[Figure record listings]
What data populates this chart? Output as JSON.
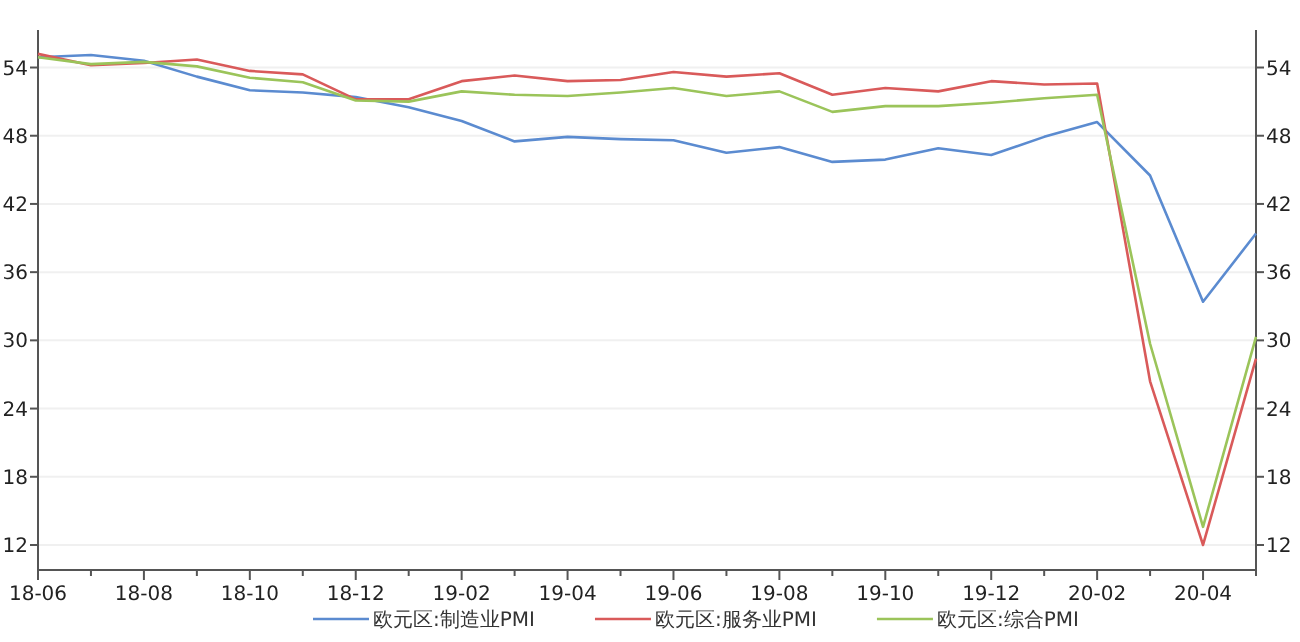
{
  "chart_data": {
    "type": "line",
    "categories": [
      "18-06",
      null,
      "18-08",
      null,
      "18-10",
      null,
      "18-12",
      null,
      "19-02",
      null,
      "19-04",
      null,
      "19-06",
      null,
      "19-08",
      null,
      "19-10",
      null,
      "19-12",
      null,
      "20-02",
      null,
      "20-04",
      null
    ],
    "series": [
      {
        "name": "欧元区:制造业PMI",
        "color": "#5b8bd0",
        "values": [
          54.9,
          55.1,
          54.6,
          53.2,
          52.0,
          51.8,
          51.4,
          50.5,
          49.3,
          47.5,
          47.9,
          47.7,
          47.6,
          46.5,
          47.0,
          45.7,
          45.9,
          46.9,
          46.3,
          47.9,
          49.2,
          44.5,
          33.4,
          39.4
        ]
      },
      {
        "name": "欧元区:服务业PMI",
        "color": "#d95a5a",
        "values": [
          55.2,
          54.2,
          54.4,
          54.7,
          53.7,
          53.4,
          51.2,
          51.2,
          52.8,
          53.3,
          52.8,
          52.9,
          53.6,
          53.2,
          53.5,
          51.6,
          52.2,
          51.9,
          52.8,
          52.5,
          52.6,
          26.4,
          12.0,
          28.4
        ]
      },
      {
        "name": "欧元区:综合PMI",
        "color": "#9bc45a",
        "values": [
          54.9,
          54.3,
          54.5,
          54.1,
          53.1,
          52.7,
          51.1,
          51.0,
          51.9,
          51.6,
          51.5,
          51.8,
          52.2,
          51.5,
          51.9,
          50.1,
          50.6,
          50.6,
          50.9,
          51.3,
          51.6,
          29.7,
          13.6,
          30.3
        ]
      }
    ],
    "ylim": [
      9.8,
      57.3
    ],
    "yticks": [
      12,
      18,
      24,
      30,
      36,
      42,
      48,
      54
    ],
    "y2lim": [
      9.8,
      57.3
    ],
    "y2ticks": [
      12,
      18,
      24,
      30,
      36,
      42,
      48,
      54
    ],
    "grid": "y",
    "legend": "bottom",
    "marker": "none",
    "line_style": "solid"
  }
}
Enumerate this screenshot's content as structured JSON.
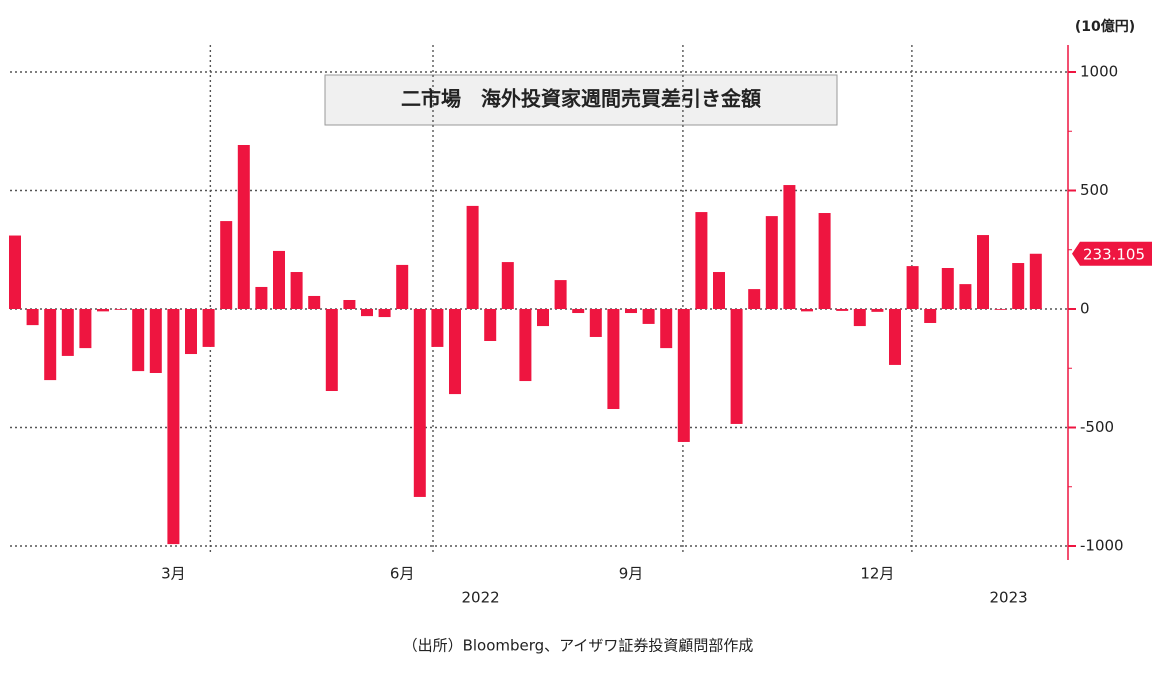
{
  "chart_data": {
    "type": "bar",
    "title": "二市場　海外投資家週間売買差引き金額",
    "unit_label": "(10億円)",
    "source": "（出所）Bloomberg、アイザワ証券投資顧問部作成",
    "categories": [
      null,
      null,
      null,
      null,
      null,
      null,
      null,
      null,
      null,
      "3月",
      null,
      null,
      null,
      null,
      null,
      null,
      null,
      null,
      null,
      null,
      null,
      null,
      "6月",
      null,
      null,
      null,
      null,
      null,
      null,
      null,
      null,
      null,
      null,
      null,
      null,
      "9月",
      null,
      null,
      null,
      null,
      null,
      null,
      null,
      null,
      null,
      null,
      null,
      null,
      null,
      "12月",
      null,
      null,
      null,
      null,
      null,
      null,
      null,
      null,
      null
    ],
    "categories2": [
      null,
      null,
      null,
      null,
      null,
      null,
      null,
      null,
      null,
      null,
      null,
      null,
      null,
      null,
      null,
      null,
      null,
      null,
      null,
      null,
      null,
      null,
      null,
      null,
      null,
      null,
      "2022",
      null,
      null,
      null,
      null,
      null,
      null,
      null,
      null,
      null,
      null,
      null,
      null,
      null,
      null,
      null,
      null,
      null,
      null,
      null,
      null,
      null,
      null,
      null,
      null,
      null,
      null,
      null,
      null,
      null,
      "2023",
      null,
      null
    ],
    "series": [
      {
        "name": "海外投資家週間売買差引き金額",
        "color": "#ee1540",
        "values": [
          310,
          -68,
          -300,
          -198,
          -165,
          -10,
          -3,
          -262,
          -270,
          -992,
          -190,
          -160,
          371,
          692,
          93,
          245,
          156,
          55,
          -346,
          38,
          -30,
          -34,
          186,
          -793,
          -160,
          -359,
          435,
          -135,
          198,
          -304,
          -72,
          122,
          -17,
          -118,
          -422,
          -17,
          -63,
          -165,
          -561,
          409,
          156,
          -485,
          84,
          392,
          523,
          -10,
          405,
          -8,
          -72,
          -12,
          -236,
          181,
          -59,
          173,
          105,
          312,
          -3,
          194,
          233.105
        ]
      }
    ],
    "ylim": [
      -1000,
      1000
    ],
    "yticks": [
      -1000,
      -500,
      0,
      500,
      1000
    ],
    "grid": true
  }
}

# GIVEN PROBLEM
Copy every line of the data that holds the string "color".

# RESULT
        "color": "#5b8bd0",
        "color": "#d95a5a",
        "color": "#9bc45a",
        "color": "#ee1540",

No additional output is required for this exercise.